## begin Raw data
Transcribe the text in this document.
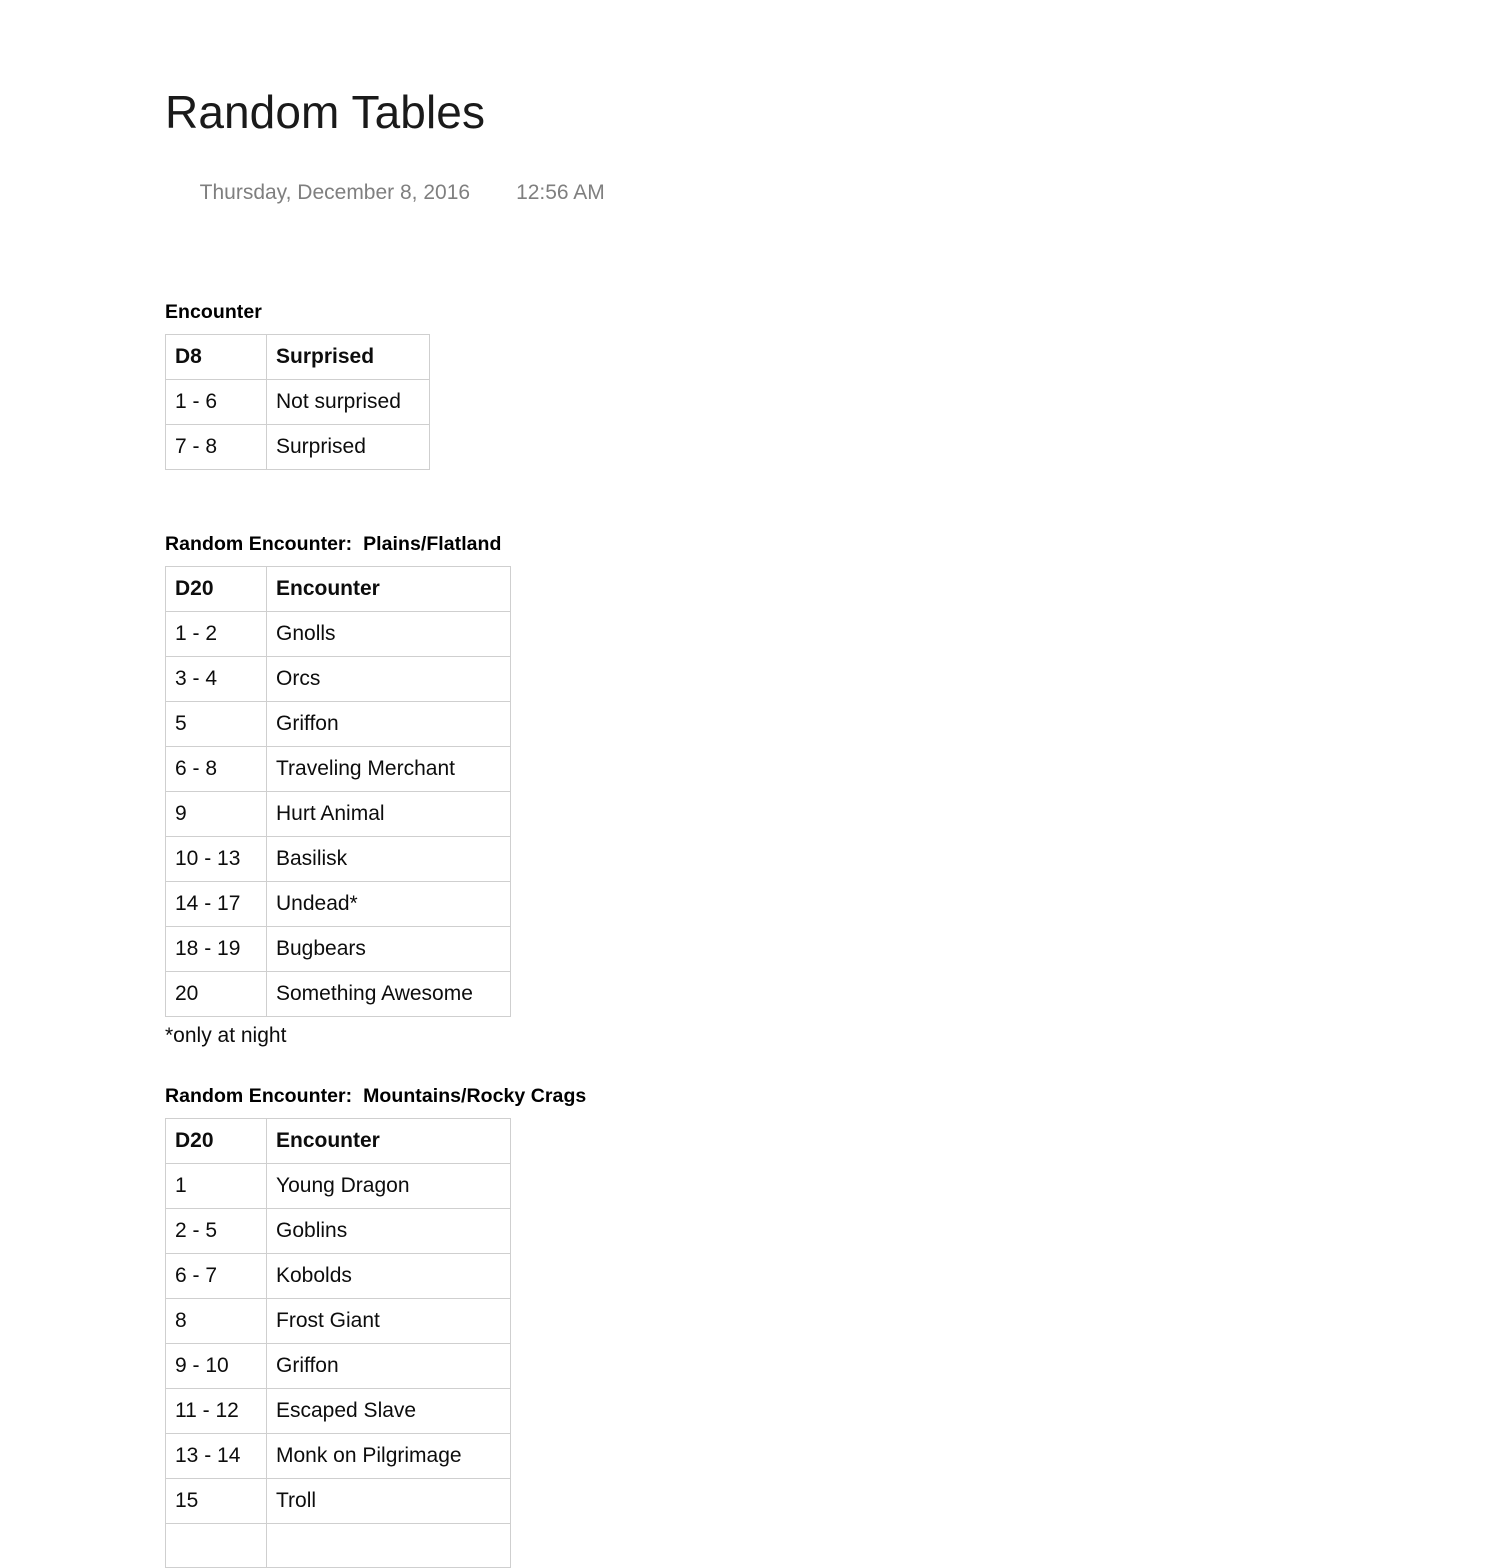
Random Tables

Thursday, December 8, 2016 12:56 AM

Encounter
D8	Surprised
1 - 6	Not surprised
7 - 8	Surprised
Random Encounter:  Plains/Flatland
D20	Encounter
1 - 2	Gnolls
3 - 4	Orcs
5	Griffon
6 - 8	Traveling Merchant
9	Hurt Animal
10 - 13	Basilisk
14 - 17	Undead*
18 - 19	Bugbears
20	Something Awesome
*only at night
Random Encounter:  Mountains/Rocky Crags
D20	Encounter
1	Young Dragon
2 - 5	Goblins
6 - 7	Kobolds
8	Frost Giant
9 - 10	Griffon
11 - 12	Escaped Slave
13 - 14	Monk on Pilgrimage
15	Troll
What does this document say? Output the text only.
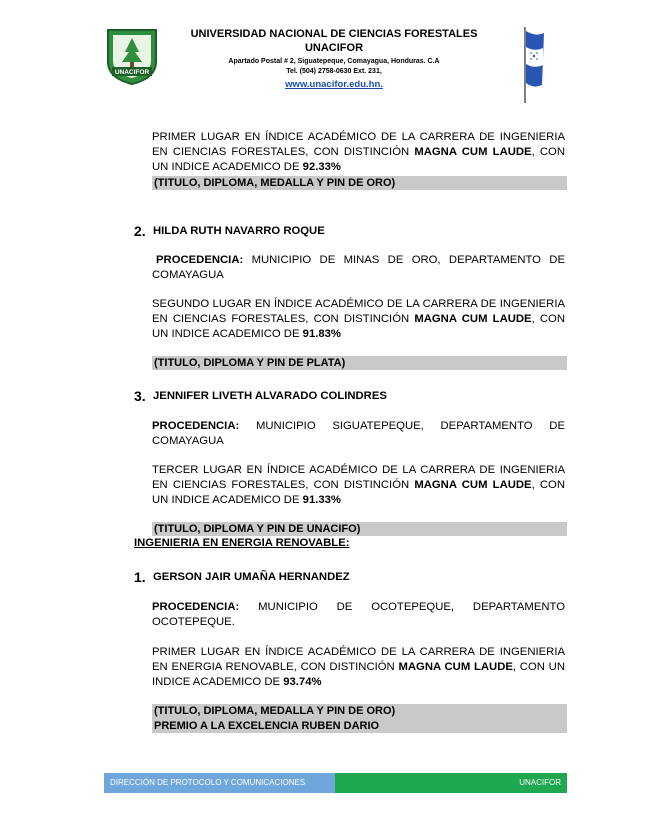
UNACIFOR
UNIVERSIDAD NACIONAL DE CIENCIAS FORESTALES
UNACIFOR
Apartado Postal # 2, Siguatepeque, Comayagua, Honduras. C.A
Tel. (504) 2758-0630 Ext. 231,
www.unacifor.edu.hn.
PRIMER LUGAR EN ÍNDICE ACADÉMICO DE LA CARRERA DE INGENIERIA EN CIENCIAS FORESTALES, CON DISTINCIÓN MAGNA CUM LAUDE, CON UN INDICE ACADEMICO DE 92.33%
(TITULO, DIPLOMA, MEDALLA Y PIN DE ORO)
2. HILDA RUTH NAVARRO ROQUE
PROCEDENCIA: MUNICIPIO DE MINAS DE ORO, DEPARTAMENTO DE COMAYAGUA
SEGUNDO LUGAR EN ÍNDICE ACADÉMICO DE LA CARRERA DE INGENIERIA EN CIENCIAS FORESTALES, CON DISTINCIÓN MAGNA CUM LAUDE, CON UN INDICE ACADEMICO DE 91.83%
(TITULO, DIPLOMA Y PIN DE PLATA)
3. JENNIFER LIVETH ALVARADO COLINDRES
PROCEDENCIA: MUNICIPIO SIGUATEPEQUE, DEPARTAMENTO DE COMAYAGUA
TERCER LUGAR EN ÍNDICE ACADÉMICO DE LA CARRERA DE INGENIERIA EN CIENCIAS FORESTALES, CON DISTINCIÓN MAGNA CUM LAUDE, CON UN INDICE ACADEMICO DE 91.33%
(TITULO, DIPLOMA Y PIN DE UNACIFO)
INGENIERIA EN ENERGIA RENOVABLE:
1. GERSON JAIR UMAÑA HERNANDEZ
PROCEDENCIA: MUNICIPIO DE OCOTEPEQUE, DEPARTAMENTO OCOTEPEQUE.
PRIMER LUGAR EN ÍNDICE ACADÉMICO DE LA CARRERA DE INGENIERIA EN ENERGIA RENOVABLE, CON DISTINCIÓN MAGNA CUM LAUDE, CON UN INDICE ACADEMICO DE 93.74%
(TITULO, DIPLOMA, MEDALLA Y PIN DE ORO)
PREMIO A LA EXCELENCIA RUBEN DARIO
DIRECCIÓN DE PROTOCOLO Y COMUNICACIONES	UNACIFOR
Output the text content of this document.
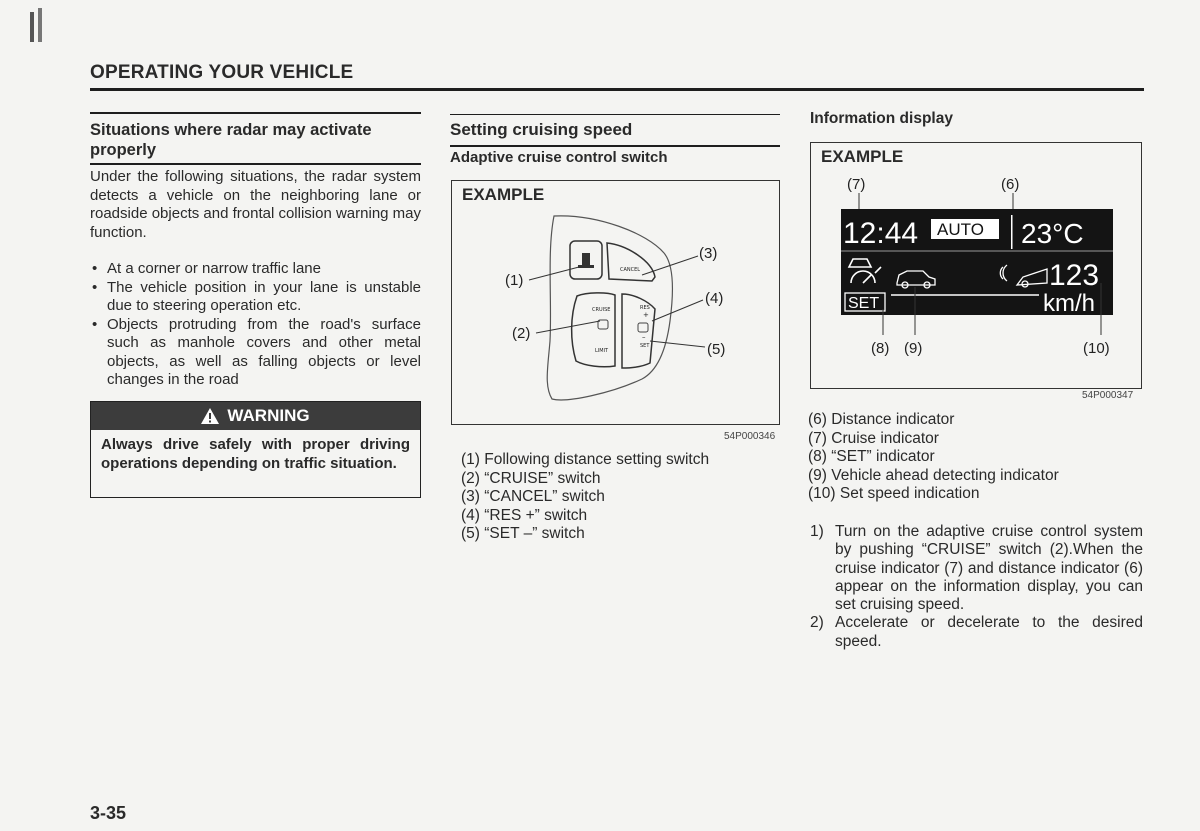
OPERATING YOUR VEHICLE
Situations where radar may activate properly
Under the following situations, the radar system detects a vehicle on the neighboring lane or roadside objects and frontal collision warning may function.
• At a corner or narrow traffic lane
• The vehicle position in your lane is unstable due to steering operation etc.
• Objects protruding from the road's surface such as manhole covers and other metal objects, as well as falling objects or level changes in the road
WARNING
Always drive safely with proper driving operations depending on traffic situation.
Setting cruising speed
Adaptive cruise control switch
EXAMPLE
CANCEL
CRUISE
LIMIT
RES
+
–
SET
(1)
(2)
(3)
(4)
(5)
54P000346
(1) Following distance setting switch
(2) “CRUISE” switch
(3) “CANCEL” switch
(4) “RES +” switch
(5) “SET –” switch
Information display
EXAMPLE
(7)	(6)
12:44 AUTO 23°C
123
SET	km/h
(8) (9)	(10)
54P000347
(6) Distance indicator
(7) Cruise indicator
(8) “SET” indicator
(9) Vehicle ahead detecting indicator
(10) Set speed indication
1) Turn on the adaptive cruise control system by pushing “CRUISE” switch (2).When the cruise indicator (7) and distance indicator (6) appear on the information display, you can set cruising speed.
2) Accelerate or decelerate to the desired speed.
3-35
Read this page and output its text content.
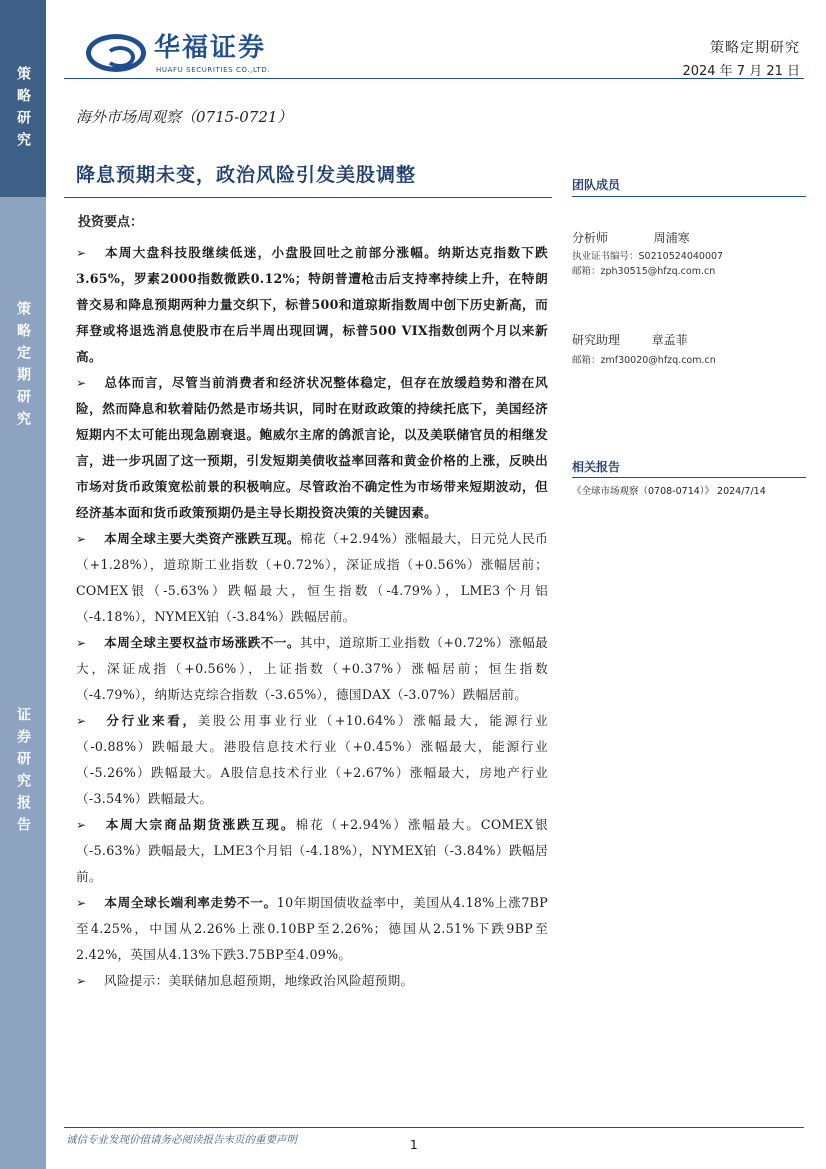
策略研究
策略定期研究
证券研究报告
华福证券
HUAFU SECURITIES CO.,LTD.
策略定期研究
2024 年 7 月 21 日
海外市场周观察（0715-0721）
降息预期未变，政治风险引发美股调整
投资要点：

➢ 本周大盘科技股继续低迷，小盘股回吐之前部分涨幅。纳斯达克指数下跌3.65%，罗素2000指数微跌0.12%；特朗普遭枪击后支持率持续上升，在特朗普交易和降息预期两种力量交织下，标普500和道琼斯指数周中创下历史新高，而拜登或将退选消息使股市在后半周出现回调，标普500 VIX指数创两个月以来新高。

➢ 总体而言，尽管当前消费者和经济状况整体稳定，但存在放缓趋势和潜在风险，然而降息和软着陆仍然是市场共识，同时在财政政策的持续托底下，美国经济短期内不太可能出现急剧衰退。鲍威尔主席的鸽派言论，以及美联储官员的相继发言，进一步巩固了这一预期，引发短期美债收益率回落和黄金价格的上涨，反映出市场对货币政策宽松前景的积极响应。尽管政治不确定性为市场带来短期波动，但经济基本面和货币政策预期仍是主导长期投资决策的关键因素。

➢ 本周全球主要大类资产涨跌互现。棉花（+2.94%）涨幅最大，日元兑人民币（+1.28%），道琼斯工业指数（+0.72%），深证成指（+0.56%）涨幅居前；COMEX银（-5.63%）跌幅最大，恒生指数（-4.79%），LME3个月铝（-4.18%），NYMEX铂（-3.84%）跌幅居前。

➢ 本周全球主要权益市场涨跌不一。其中，道琼斯工业指数（+0.72%）涨幅最大，深证成指（+0.56%），上证指数（+0.37%）涨幅居前；恒生指数（-4.79%），纳斯达克综合指数（-3.65%），德国DAX（-3.07%）跌幅居前。

➢ 分行业来看，美股公用事业行业（+10.64%）涨幅最大，能源行业（-0.88%）跌幅最大。港股信息技术行业（+0.45%）涨幅最大，能源行业（-5.26%）跌幅最大。A股信息技术行业（+2.67%）涨幅最大，房地产行业（-3.54%）跌幅最大。

➢ 本周大宗商品期货涨跌互现。棉花（+2.94%）涨幅最大。COMEX银（-5.63%）跌幅最大，LME3个月铝（-4.18%），NYMEX铂（-3.84%）跌幅居前。

➢ 本周全球长端利率走势不一。10年期国债收益率中，美国从4.18%上涨7BP至4.25%，中国从2.26%上涨0.10BP至2.26%；德国从2.51%下跌9BP至2.42%，英国从4.13%下跌3.75BP至4.09%。

➢ 风险提示：美联储加息超预期，地缘政治风险超预期。

团队成员
分析师	周浦寒
执业证书编号：S0210524040007
邮箱：zph30515@hfzq.com.cn
研究助理	章孟菲
邮箱：zmf30020@hfzq.com.cn
相关报告
《全球市场观察（0708-0714）》 2024/7/14
诚信专业发现价值请务必阅读报告末页的重要声明	1
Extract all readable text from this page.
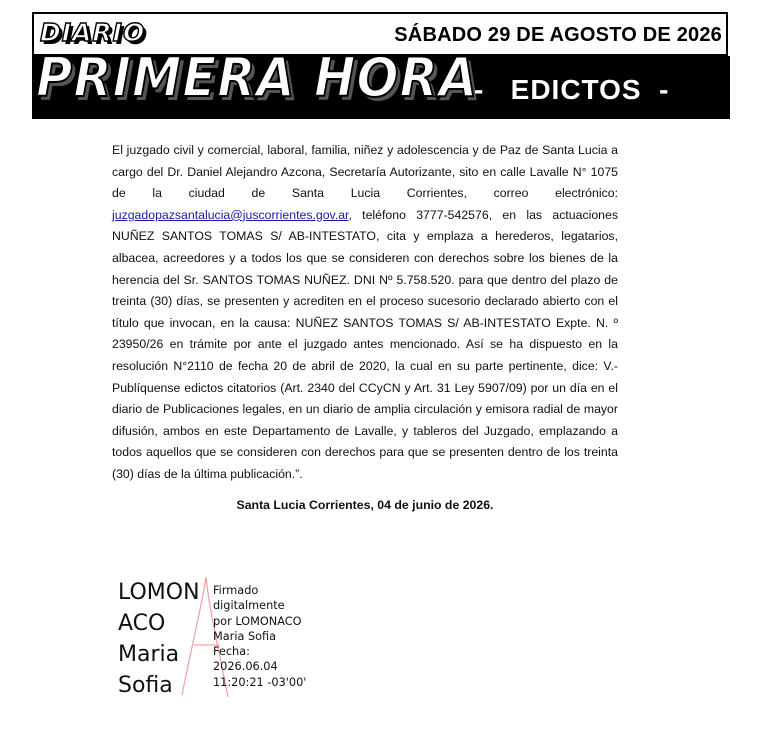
DIARIO
PRIMERA HORA
SÁBADO 29 DE AGOSTO DE 2026
-   EDICTOS  -
El juzgado civil y comercial, laboral, familia, niñez y adolescencia y de Paz de Santa Lucia a cargo del Dr. Daniel Alejandro Azcona, Secretaría Autorizante, sito en calle Lavalle N° 1075 de la ciudad de Santa Lucia Corrientes, correo electrónico: juzgadopazsantalucia@juscorrientes.gov.ar, teléfono 3777-542576, en las actuaciones NUÑEZ SANTOS TOMAS S/ AB-INTESTATO, cita y emplaza a herederos, legatarios, albacea, acreedores y a todos los que se consideren con derechos sobre los bienes de la herencia del Sr. SANTOS TOMAS NUÑEZ. DNI Nº 5.758.520. para que dentro del plazo de treinta (30) días, se presenten y acrediten en el proceso sucesorio declarado abierto con el título que invocan, en la causa: NUÑEZ SANTOS TOMAS S/ AB-INTESTATO Expte. N. º 23950/26 en trámite por ante el juzgado antes mencionado. Así se ha dispuesto en la resolución N°2110 de fecha 20 de abril de 2020, la cual en su parte pertinente, dice: V.- Publíquense edictos citatorios (Art. 2340 del CCyCN y Art. 31 Ley 5907/09) por un día en el diario de Publicaciones legales, en un diario de amplia circulación y emisora radial de mayor difusión, ambos en este Departamento de Lavalle, y tableros del Juzgado, emplazando a todos aquellos que se consideren con derechos para que se presenten dentro de los treinta (30) días de la última publicación.”.
Santa Lucia Corrientes, 04 de junio de 2026.
LOMON
ACO
Maria
Sofia
Firmado
digitalmente
por LOMONACO
Maria Sofia
Fecha:
2026.06.04
11:20:21 -03'00'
## end Raw data
**Required work:**
Each line that has the word "Corrientes" should be copied.

**Final answer:**
El juzgado civil y comercial, laboral, familia, niñez y adolescencia y de Paz de Santa Lucia a cargo del Dr. Daniel Alejandro Azcona, Secretaría Autorizante, sito en calle Lavalle N° 1075 de la ciudad de Santa Lucia Corrientes, correo electrónico: juzgadopazsantalucia@juscorrientes.gov.ar, teléfono 3777-542576, en las actuaciones NUÑEZ SANTOS TOMAS S/ AB-INTESTATO, cita y emplaza a herederos, legatarios, albacea, acreedores y a todos los que se consideren con derechos sobre los bienes de la herencia del Sr. SANTOS TOMAS NUÑEZ. DNI Nº 5.758.520. para que dentro del plazo de treinta (30) días, se presenten y acrediten en el proceso sucesorio declarado abierto con el título que invocan, en la causa: NUÑEZ SANTOS TOMAS S/ AB-INTESTATO Expte. N. º 23950/26 en trámite por ante el juzgado antes mencionado. Así se ha dispuesto en la resolución N°2110 de fecha 20 de abril de 2020, la cual en su parte pertinente, dice: V.- Publíquense edictos citatorios (Art. 2340 del CCyCN y Art. 31 Ley 5907/09) por un día en el diario de Publicaciones legales, en un diario de amplia circulación y emisora radial de mayor difusión, ambos en este Departamento de Lavalle, y tableros del Juzgado, emplazando a todos aquellos que se consideren con derechos para que se presenten dentro de los treinta (30) días de la última publicación.”.
Santa Lucia Corrientes, 04 de junio de 2026.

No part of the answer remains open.